Task description —
Answer with one number: how many lines have "marker".

-- BEGIN --

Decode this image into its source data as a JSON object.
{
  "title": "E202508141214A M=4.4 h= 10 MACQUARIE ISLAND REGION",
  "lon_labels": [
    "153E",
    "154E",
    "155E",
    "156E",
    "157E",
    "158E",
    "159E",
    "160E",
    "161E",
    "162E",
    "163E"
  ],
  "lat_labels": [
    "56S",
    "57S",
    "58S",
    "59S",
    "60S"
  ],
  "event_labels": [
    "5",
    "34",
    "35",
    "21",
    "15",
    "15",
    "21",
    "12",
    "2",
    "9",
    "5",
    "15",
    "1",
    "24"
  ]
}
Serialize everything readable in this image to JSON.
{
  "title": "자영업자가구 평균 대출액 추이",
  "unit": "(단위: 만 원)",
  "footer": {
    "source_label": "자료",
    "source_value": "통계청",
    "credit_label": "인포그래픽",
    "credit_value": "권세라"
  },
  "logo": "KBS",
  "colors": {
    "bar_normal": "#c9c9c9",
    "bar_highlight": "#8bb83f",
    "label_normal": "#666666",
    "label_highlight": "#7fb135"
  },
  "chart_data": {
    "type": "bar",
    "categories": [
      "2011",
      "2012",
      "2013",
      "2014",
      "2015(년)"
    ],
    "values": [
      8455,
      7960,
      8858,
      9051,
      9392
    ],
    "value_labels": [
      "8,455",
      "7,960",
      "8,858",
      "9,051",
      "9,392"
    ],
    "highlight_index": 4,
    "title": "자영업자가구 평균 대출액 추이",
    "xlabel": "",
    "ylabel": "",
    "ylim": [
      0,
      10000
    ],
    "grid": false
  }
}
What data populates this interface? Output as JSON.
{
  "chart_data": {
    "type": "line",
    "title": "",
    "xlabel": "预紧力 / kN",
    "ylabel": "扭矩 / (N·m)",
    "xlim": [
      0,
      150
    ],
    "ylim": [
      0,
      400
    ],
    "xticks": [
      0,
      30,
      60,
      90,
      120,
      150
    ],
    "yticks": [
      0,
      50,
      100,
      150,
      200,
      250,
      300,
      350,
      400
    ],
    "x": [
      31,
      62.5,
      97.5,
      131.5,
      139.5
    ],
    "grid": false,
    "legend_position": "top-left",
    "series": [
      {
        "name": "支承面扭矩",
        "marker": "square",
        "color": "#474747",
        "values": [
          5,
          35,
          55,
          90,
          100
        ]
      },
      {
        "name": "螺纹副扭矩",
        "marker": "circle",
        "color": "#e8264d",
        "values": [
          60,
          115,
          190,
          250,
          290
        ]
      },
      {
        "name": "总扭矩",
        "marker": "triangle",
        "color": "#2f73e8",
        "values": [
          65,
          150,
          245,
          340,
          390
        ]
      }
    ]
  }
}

-- END --

Solution to the problem —
3